▶ [Task to carry out] Copy every line of the material below with no changes at all.

▶ [Element box annotations]
[Start]

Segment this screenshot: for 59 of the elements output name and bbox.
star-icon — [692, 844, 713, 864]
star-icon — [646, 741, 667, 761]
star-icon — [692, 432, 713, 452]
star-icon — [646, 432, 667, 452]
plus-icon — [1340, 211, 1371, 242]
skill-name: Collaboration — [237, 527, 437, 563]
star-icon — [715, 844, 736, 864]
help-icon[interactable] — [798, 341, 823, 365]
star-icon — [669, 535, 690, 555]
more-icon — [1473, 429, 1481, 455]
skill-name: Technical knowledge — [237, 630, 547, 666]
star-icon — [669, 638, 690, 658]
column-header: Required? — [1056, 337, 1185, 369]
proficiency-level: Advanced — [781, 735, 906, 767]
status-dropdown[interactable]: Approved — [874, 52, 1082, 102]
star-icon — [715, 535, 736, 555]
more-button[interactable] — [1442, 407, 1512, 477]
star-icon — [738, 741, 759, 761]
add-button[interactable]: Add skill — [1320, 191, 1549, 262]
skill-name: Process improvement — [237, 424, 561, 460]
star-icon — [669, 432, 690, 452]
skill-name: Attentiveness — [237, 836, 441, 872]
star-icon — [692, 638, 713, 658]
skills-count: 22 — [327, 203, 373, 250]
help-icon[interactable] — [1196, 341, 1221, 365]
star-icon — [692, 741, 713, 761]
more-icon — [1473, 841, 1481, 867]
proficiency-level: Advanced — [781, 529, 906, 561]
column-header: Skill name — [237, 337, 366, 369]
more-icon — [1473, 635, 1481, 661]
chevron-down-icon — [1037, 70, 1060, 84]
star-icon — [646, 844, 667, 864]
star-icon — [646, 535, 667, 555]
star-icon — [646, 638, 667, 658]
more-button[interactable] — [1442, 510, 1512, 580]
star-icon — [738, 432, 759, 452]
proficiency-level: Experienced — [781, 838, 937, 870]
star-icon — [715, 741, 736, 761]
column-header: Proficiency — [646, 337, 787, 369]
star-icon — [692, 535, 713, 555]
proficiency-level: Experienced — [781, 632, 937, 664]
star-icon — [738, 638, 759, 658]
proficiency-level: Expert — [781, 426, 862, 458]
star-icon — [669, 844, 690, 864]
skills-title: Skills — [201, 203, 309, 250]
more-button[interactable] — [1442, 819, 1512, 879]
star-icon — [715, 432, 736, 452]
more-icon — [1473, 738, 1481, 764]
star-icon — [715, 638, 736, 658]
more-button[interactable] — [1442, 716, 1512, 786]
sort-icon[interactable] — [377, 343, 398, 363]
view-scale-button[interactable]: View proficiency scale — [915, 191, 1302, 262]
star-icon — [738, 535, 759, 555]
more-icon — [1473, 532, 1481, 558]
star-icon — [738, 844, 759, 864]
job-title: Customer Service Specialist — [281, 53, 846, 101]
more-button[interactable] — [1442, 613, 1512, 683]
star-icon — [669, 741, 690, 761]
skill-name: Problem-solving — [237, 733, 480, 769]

[End]

▶ [Written reply]
Segment this screenshot: for 59 of the elements output name and bbox.
star-icon — [692, 844, 713, 864]
star-icon — [646, 741, 667, 761]
star-icon — [692, 432, 713, 452]
star-icon — [646, 432, 667, 452]
plus-icon — [1340, 211, 1371, 242]
skill-name: Collaboration — [237, 527, 437, 563]
star-icon — [715, 844, 736, 864]
help-icon[interactable] — [798, 341, 823, 365]
star-icon — [669, 535, 690, 555]
more-icon — [1473, 429, 1481, 455]
skill-name: Technical knowledge — [237, 630, 547, 666]
star-icon — [669, 638, 690, 658]
column-header: Required? — [1056, 337, 1185, 369]
proficiency-level: Advanced — [781, 735, 906, 767]
status-dropdown[interactable]: Approved — [874, 52, 1082, 102]
star-icon — [715, 535, 736, 555]
more-button[interactable] — [1442, 407, 1512, 477]
star-icon — [738, 741, 759, 761]
add-button[interactable]: Add skill — [1320, 191, 1549, 262]
skill-name: Process improvement — [237, 424, 561, 460]
star-icon — [669, 432, 690, 452]
skill-name: Attentiveness — [237, 836, 441, 872]
star-icon — [692, 638, 713, 658]
skills-count: 22 — [327, 203, 373, 250]
help-icon[interactable] — [1196, 341, 1221, 365]
star-icon — [692, 741, 713, 761]
more-icon — [1473, 841, 1481, 867]
proficiency-level: Advanced — [781, 529, 906, 561]
column-header: Skill name — [237, 337, 366, 369]
more-icon — [1473, 635, 1481, 661]
chevron-down-icon — [1037, 70, 1060, 84]
star-icon — [646, 844, 667, 864]
star-icon — [646, 535, 667, 555]
star-icon — [646, 638, 667, 658]
more-button[interactable] — [1442, 510, 1512, 580]
star-icon — [738, 432, 759, 452]
proficiency-level: Experienced — [781, 838, 937, 870]
star-icon — [715, 741, 736, 761]
column-header: Proficiency — [646, 337, 787, 369]
star-icon — [692, 535, 713, 555]
proficiency-level: Experienced — [781, 632, 937, 664]
star-icon — [738, 638, 759, 658]
proficiency-level: Expert — [781, 426, 862, 458]
star-icon — [669, 844, 690, 864]
skills-title: Skills — [201, 203, 309, 250]
more-button[interactable] — [1442, 819, 1512, 879]
star-icon — [715, 432, 736, 452]
more-icon — [1473, 738, 1481, 764]
star-icon — [715, 638, 736, 658]
more-button[interactable] — [1442, 716, 1512, 786]
sort-icon[interactable] — [377, 343, 398, 363]
view-scale-button[interactable]: View proficiency scale — [915, 191, 1302, 262]
star-icon — [738, 535, 759, 555]
more-icon — [1473, 532, 1481, 558]
star-icon — [738, 844, 759, 864]
job-title: Customer Service Specialist — [281, 53, 846, 101]
more-button[interactable] — [1442, 613, 1512, 683]
star-icon — [669, 741, 690, 761]
skill-name: Problem-solving — [237, 733, 480, 769]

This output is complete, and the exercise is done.